• **Supplied data**:
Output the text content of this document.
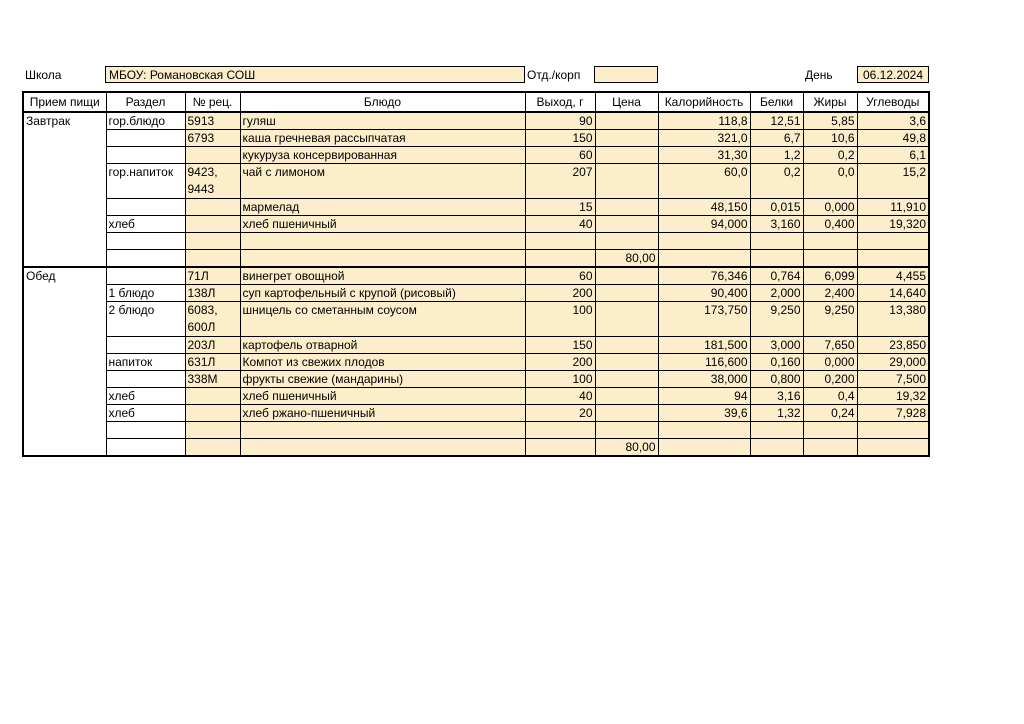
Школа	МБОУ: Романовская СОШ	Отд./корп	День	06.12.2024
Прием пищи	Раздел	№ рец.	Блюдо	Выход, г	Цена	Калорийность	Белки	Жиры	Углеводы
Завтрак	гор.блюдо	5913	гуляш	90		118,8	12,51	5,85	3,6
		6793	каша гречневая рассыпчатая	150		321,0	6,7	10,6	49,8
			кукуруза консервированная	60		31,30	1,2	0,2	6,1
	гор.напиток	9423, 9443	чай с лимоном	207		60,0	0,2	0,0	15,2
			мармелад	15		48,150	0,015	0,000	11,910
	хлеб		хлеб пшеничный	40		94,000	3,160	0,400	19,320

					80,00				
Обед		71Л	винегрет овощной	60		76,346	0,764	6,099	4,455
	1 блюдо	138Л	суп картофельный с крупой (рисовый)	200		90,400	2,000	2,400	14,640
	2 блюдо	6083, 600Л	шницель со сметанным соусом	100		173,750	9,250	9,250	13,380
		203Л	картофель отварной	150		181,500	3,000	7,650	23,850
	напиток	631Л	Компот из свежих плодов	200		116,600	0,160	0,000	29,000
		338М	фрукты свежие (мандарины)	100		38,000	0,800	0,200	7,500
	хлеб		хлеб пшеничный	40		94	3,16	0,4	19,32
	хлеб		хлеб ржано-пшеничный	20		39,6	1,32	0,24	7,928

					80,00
...
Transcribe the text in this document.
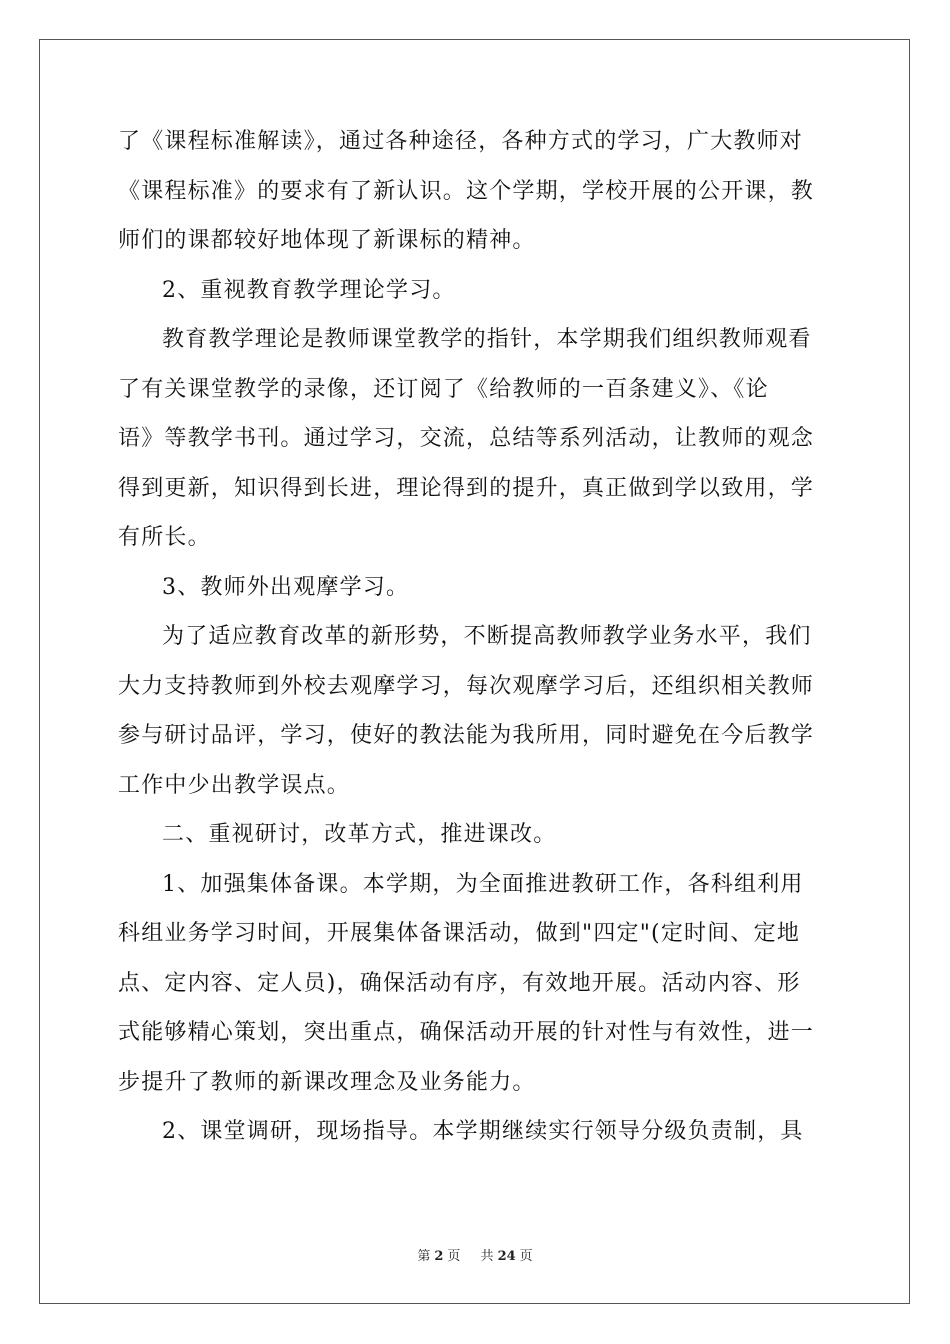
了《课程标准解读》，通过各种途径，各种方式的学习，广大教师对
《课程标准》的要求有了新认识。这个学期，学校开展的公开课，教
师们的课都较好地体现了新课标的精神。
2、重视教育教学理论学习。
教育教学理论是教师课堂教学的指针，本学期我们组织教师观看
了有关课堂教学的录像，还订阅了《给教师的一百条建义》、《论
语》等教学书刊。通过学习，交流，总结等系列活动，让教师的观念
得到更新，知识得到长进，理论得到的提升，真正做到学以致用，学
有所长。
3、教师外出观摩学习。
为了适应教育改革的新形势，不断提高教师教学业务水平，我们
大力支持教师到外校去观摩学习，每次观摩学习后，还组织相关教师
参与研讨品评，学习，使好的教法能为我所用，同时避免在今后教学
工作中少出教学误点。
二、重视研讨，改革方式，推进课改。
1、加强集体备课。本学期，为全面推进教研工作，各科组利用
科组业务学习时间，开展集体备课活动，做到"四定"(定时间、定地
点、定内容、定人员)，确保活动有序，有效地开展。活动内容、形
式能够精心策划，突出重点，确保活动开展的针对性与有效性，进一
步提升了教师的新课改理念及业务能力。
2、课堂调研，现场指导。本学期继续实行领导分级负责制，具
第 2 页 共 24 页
==
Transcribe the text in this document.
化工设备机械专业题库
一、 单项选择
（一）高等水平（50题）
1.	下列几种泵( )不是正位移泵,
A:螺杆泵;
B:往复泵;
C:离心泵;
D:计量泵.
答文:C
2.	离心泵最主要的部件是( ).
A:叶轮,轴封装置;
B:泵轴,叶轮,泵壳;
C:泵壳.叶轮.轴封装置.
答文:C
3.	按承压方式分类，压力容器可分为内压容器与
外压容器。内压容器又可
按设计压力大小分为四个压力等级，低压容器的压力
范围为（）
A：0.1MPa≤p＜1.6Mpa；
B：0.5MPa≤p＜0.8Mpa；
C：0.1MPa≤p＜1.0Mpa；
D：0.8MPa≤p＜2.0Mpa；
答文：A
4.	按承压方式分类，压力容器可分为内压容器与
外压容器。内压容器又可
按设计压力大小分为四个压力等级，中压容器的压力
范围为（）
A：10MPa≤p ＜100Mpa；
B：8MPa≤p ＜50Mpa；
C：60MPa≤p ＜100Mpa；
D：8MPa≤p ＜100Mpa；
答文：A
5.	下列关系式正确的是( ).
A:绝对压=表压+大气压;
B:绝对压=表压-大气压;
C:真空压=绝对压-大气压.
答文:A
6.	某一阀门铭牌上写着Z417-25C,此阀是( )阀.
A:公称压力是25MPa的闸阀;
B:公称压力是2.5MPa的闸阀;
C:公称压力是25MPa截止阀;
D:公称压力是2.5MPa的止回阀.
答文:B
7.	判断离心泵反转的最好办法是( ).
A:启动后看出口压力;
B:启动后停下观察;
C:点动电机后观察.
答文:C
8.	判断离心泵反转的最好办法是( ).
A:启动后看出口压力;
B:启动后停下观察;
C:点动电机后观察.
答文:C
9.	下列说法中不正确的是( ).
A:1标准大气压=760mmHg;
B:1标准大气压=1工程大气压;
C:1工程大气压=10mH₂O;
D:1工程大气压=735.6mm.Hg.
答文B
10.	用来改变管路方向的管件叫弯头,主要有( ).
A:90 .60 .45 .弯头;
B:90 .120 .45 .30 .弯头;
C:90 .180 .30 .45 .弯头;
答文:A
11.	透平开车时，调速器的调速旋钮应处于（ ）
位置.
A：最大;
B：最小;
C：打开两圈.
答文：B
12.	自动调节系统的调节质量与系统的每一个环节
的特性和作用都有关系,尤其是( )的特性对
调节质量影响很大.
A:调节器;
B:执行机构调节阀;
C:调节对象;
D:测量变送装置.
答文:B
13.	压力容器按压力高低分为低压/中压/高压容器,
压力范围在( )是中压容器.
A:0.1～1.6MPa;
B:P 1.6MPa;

• **Aim of the exercise**:
Find all lines with "按设计压力大小分为四个压力等级" in them and copy each one.

• **Solved problem**:
按设计压力大小分为四个压力等级，低压容器的压力
按设计压力大小分为四个压力等级，中压容器的压力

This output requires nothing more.